Please repeat all of the lines that follow, exactly as written.

** begin Given data **

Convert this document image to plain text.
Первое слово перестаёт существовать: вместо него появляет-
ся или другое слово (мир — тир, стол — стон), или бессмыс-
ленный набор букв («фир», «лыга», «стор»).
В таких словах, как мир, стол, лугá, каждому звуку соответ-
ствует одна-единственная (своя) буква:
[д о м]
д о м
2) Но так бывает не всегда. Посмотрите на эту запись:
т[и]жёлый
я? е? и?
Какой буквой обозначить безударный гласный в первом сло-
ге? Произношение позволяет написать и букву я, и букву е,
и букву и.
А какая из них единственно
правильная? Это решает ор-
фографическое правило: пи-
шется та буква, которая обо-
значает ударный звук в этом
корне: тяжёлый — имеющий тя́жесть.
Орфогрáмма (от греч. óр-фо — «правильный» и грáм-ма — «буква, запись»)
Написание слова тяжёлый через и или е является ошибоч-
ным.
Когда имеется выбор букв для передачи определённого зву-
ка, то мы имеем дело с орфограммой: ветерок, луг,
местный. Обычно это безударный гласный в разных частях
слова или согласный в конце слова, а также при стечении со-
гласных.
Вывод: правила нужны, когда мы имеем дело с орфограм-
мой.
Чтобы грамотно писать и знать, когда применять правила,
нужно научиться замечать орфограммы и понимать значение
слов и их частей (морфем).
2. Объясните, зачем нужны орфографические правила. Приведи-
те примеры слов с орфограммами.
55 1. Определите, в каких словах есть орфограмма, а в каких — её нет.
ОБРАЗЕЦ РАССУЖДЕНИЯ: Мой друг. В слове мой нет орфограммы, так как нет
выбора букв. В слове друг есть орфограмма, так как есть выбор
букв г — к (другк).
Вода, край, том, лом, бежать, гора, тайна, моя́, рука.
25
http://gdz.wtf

** end Given data **

▶ [Written reply]
Convert this document image to plain text.
Первое слово перестаёт существовать: вместо него появляет-
ся или другое слово (мир — тир, стол — стон), или бессмыс-
ленный набор букв («фир», «лыга», «стор»).
В таких словах, как мир, стол, лугá, каждому звуку соответ-
ствует одна-единственная (своя) буква:
[д о м]
д о м
2) Но так бывает не всегда. Посмотрите на эту запись:
т[и]жёлый
я? е? и?
Какой буквой обозначить безударный гласный в первом сло-
ге? Произношение позволяет написать и букву я, и букву е,
и букву и.
А какая из них единственно
правильная? Это решает ор-
фографическое правило: пи-
шется та буква, которая обо-
значает ударный звук в этом
корне: тяжёлый — имеющий тя́жесть.
Орфогрáмма (от греч. óр-фо — «правильный» и грáм-ма — «буква, запись»)
Написание слова тяжёлый через и или е является ошибоч-
ным.
Когда имеется выбор букв для передачи определённого зву-
ка, то мы имеем дело с орфограммой: ветерок, луг,
местный. Обычно это безударный гласный в разных частях
слова или согласный в конце слова, а также при стечении со-
гласных.
Вывод: правила нужны, когда мы имеем дело с орфограм-
мой.
Чтобы грамотно писать и знать, когда применять правила,
нужно научиться замечать орфограммы и понимать значение
слов и их частей (морфем).
2. Объясните, зачем нужны орфографические правила. Приведи-
те примеры слов с орфограммами.
55 1. Определите, в каких словах есть орфограмма, а в каких — её нет.
ОБРАЗЕЦ РАССУЖДЕНИЯ: Мой друг. В слове мой нет орфограммы, так как нет
выбора букв. В слове друг есть орфограмма, так как есть выбор
букв г — к (другк).
Вода, край, том, лом, бежать, гора, тайна, моя́, рука.
25
http://gdz.wtf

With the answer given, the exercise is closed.